● GIVEN RECORDS
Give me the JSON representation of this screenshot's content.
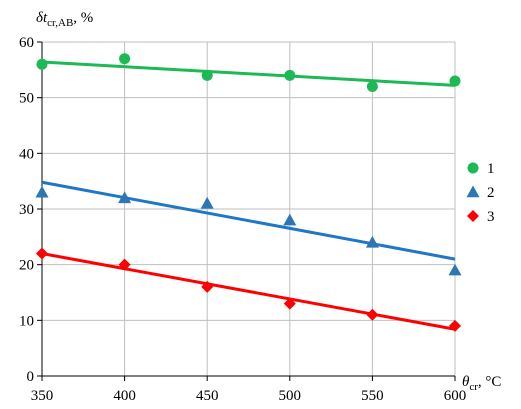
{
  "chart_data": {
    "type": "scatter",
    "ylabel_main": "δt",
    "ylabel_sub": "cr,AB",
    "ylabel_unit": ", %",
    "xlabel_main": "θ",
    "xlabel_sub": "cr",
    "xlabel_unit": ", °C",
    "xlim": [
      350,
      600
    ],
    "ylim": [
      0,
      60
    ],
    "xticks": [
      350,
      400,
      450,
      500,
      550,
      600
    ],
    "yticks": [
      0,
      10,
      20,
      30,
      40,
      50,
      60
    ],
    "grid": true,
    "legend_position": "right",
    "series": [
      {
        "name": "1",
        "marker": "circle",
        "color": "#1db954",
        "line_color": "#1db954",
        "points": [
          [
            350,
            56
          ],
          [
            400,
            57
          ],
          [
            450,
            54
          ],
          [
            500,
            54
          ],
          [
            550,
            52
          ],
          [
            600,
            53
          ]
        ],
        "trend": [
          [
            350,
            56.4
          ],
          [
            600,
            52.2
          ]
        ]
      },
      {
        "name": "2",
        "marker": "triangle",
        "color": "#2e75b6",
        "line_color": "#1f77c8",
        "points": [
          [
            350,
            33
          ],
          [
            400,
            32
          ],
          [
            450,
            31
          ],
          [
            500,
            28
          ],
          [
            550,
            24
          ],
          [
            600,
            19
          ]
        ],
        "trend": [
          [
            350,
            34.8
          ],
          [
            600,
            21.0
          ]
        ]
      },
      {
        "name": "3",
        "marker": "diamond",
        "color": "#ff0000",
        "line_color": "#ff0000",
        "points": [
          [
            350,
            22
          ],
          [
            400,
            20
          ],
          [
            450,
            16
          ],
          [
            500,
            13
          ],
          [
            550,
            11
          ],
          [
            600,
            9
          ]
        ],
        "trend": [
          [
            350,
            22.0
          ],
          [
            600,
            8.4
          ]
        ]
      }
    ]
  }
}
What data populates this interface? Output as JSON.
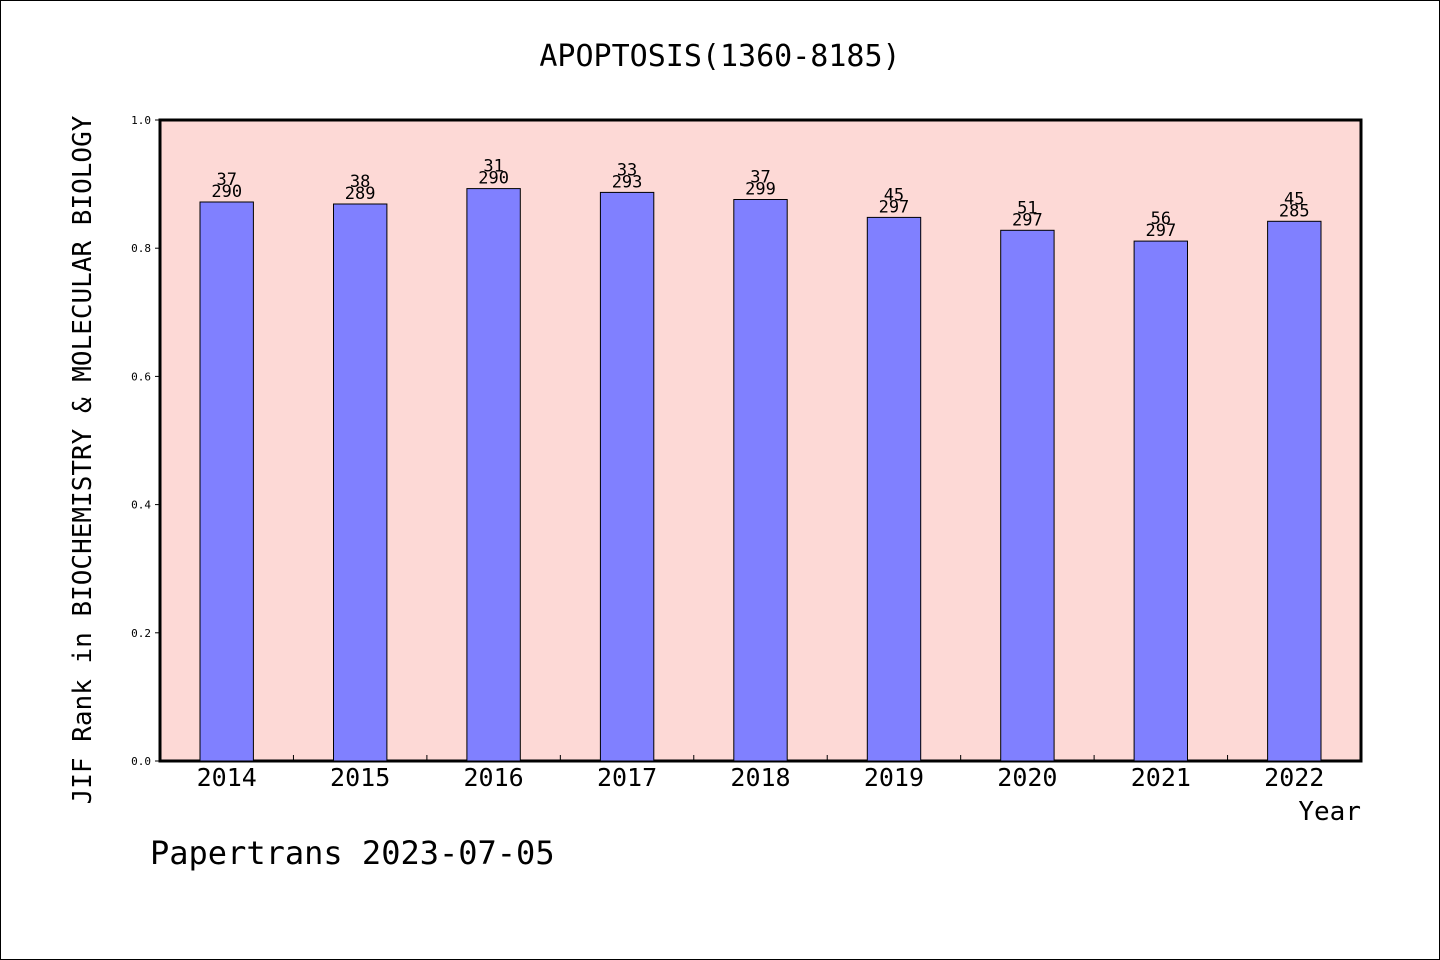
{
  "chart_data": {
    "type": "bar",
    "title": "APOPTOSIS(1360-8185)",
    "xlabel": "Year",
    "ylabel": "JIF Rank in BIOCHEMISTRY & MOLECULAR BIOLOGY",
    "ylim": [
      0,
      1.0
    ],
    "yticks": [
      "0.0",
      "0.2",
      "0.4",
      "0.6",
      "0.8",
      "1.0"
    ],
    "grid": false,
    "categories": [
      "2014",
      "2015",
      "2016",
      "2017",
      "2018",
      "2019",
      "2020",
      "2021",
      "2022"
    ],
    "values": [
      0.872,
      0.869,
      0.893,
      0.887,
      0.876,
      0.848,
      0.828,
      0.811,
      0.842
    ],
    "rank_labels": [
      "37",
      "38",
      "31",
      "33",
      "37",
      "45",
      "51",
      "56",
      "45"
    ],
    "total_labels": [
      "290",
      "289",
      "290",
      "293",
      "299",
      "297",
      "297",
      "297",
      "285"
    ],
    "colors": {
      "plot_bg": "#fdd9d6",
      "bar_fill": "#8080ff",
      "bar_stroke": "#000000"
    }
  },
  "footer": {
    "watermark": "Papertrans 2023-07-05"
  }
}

● GOAL OF THE EXERCISE
Pictures are to be left out; the records above must be repeated word for word.

● OUTPUT FOR THIS TASK
Give me the JSON representation of this screenshot's content.
{
  "chart_data": {
    "type": "scatter",
    "ylabel_main": "δt",
    "ylabel_sub": "cr,AB",
    "ylabel_unit": ", %",
    "xlabel_main": "θ",
    "xlabel_sub": "cr",
    "xlabel_unit": ", °C",
    "xlim": [
      350,
      600
    ],
    "ylim": [
      0,
      60
    ],
    "xticks": [
      350,
      400,
      450,
      500,
      550,
      600
    ],
    "yticks": [
      0,
      10,
      20,
      30,
      40,
      50,
      60
    ],
    "grid": true,
    "legend_position": "right",
    "series": [
      {
        "name": "1",
        "marker": "circle",
        "color": "#1db954",
        "line_color": "#1db954",
        "points": [
          [
            350,
            56
          ],
          [
            400,
            57
          ],
          [
            450,
            54
          ],
          [
            500,
            54
          ],
          [
            550,
            52
          ],
          [
            600,
            53
          ]
        ],
        "trend": [
          [
            350,
            56.4
          ],
          [
            600,
            52.2
          ]
        ]
      },
      {
        "name": "2",
        "marker": "triangle",
        "color": "#2e75b6",
        "line_color": "#1f77c8",
        "points": [
          [
            350,
            33
          ],
          [
            400,
            32
          ],
          [
            450,
            31
          ],
          [
            500,
            28
          ],
          [
            550,
            24
          ],
          [
            600,
            19
          ]
        ],
        "trend": [
          [
            350,
            34.8
          ],
          [
            600,
            21.0
          ]
        ]
      },
      {
        "name": "3",
        "marker": "diamond",
        "color": "#ff0000",
        "line_color": "#ff0000",
        "points": [
          [
            350,
            22
          ],
          [
            400,
            20
          ],
          [
            450,
            16
          ],
          [
            500,
            13
          ],
          [
            550,
            11
          ],
          [
            600,
            9
          ]
        ],
        "trend": [
          [
            350,
            22.0
          ],
          [
            600,
            8.4
          ]
        ]
      }
    ]
  }
}
What data populates this interface? Output as JSON.
{
  "chart_data": {
    "type": "bar",
    "title": "APOPTOSIS(1360-8185)",
    "xlabel": "Year",
    "ylabel": "JIF Rank in BIOCHEMISTRY & MOLECULAR BIOLOGY",
    "ylim": [
      0,
      1.0
    ],
    "yticks": [
      "0.0",
      "0.2",
      "0.4",
      "0.6",
      "0.8",
      "1.0"
    ],
    "grid": false,
    "categories": [
      "2014",
      "2015",
      "2016",
      "2017",
      "2018",
      "2019",
      "2020",
      "2021",
      "2022"
    ],
    "values": [
      0.872,
      0.869,
      0.893,
      0.887,
      0.876,
      0.848,
      0.828,
      0.811,
      0.842
    ],
    "rank_labels": [
      "37",
      "38",
      "31",
      "33",
      "37",
      "45",
      "51",
      "56",
      "45"
    ],
    "total_labels": [
      "290",
      "289",
      "290",
      "293",
      "299",
      "297",
      "297",
      "297",
      "285"
    ],
    "colors": {
      "plot_bg": "#fdd9d6",
      "bar_fill": "#8080ff",
      "bar_stroke": "#000000"
    }
  },
  "footer": {
    "watermark": "Papertrans 2023-07-05"
  }
}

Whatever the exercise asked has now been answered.